## Goal
Copy every line from the material below that holds "dansk".

Dataset items
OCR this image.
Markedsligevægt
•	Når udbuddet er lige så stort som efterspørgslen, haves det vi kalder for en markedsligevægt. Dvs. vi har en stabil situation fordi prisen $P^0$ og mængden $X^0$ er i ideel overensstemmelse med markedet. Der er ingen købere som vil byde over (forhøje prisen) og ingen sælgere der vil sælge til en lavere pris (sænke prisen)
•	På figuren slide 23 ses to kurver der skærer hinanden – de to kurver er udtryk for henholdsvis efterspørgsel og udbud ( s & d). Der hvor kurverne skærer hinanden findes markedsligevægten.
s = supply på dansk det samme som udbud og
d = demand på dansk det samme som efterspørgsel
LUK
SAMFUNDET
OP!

---

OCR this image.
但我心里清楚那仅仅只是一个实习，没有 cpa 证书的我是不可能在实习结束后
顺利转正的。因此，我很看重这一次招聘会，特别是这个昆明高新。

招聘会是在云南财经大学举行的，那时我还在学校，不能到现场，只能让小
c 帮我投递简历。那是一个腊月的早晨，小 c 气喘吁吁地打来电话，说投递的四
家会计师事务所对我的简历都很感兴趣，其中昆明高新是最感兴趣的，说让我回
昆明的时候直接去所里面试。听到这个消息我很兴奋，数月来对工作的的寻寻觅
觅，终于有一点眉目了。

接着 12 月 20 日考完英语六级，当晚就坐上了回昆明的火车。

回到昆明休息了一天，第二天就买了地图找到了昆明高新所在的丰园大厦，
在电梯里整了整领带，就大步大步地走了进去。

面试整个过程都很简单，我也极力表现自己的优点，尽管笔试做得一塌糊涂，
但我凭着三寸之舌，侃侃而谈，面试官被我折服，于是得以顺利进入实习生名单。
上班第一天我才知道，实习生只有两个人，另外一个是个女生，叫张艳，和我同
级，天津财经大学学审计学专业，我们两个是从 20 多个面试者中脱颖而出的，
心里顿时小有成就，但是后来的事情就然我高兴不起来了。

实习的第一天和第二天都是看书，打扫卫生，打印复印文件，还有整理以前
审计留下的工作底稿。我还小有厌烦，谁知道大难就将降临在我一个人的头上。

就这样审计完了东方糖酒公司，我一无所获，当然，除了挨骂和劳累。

--

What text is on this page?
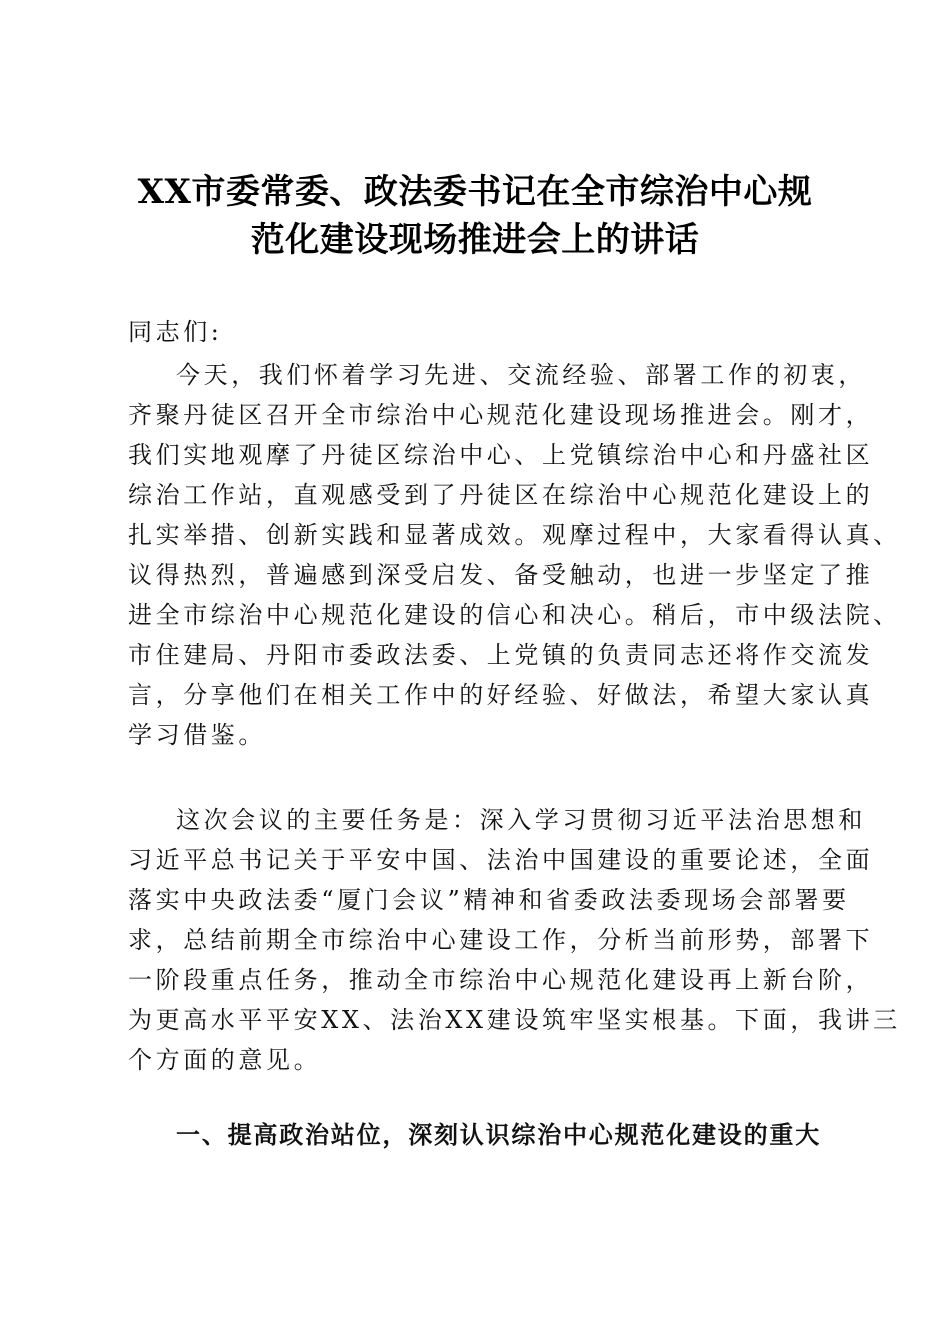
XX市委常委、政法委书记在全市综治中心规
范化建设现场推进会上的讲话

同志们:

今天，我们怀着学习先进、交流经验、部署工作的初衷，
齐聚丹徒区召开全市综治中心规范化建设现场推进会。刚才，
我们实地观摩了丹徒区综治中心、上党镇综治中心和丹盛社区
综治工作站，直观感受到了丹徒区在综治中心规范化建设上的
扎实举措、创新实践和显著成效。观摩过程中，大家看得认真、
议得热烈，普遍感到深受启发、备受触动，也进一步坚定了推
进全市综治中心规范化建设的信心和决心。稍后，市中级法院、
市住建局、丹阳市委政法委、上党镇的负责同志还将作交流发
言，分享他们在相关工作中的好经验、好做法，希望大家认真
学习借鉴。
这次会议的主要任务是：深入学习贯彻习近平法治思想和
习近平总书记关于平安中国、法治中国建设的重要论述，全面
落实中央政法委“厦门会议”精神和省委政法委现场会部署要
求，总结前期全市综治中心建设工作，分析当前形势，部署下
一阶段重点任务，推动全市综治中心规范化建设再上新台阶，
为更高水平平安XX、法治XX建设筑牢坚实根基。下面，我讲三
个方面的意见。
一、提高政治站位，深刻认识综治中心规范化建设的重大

## Expected answer
s = supply på dansk det samme som udbud og
d = demand på dansk det samme som efterspørgsel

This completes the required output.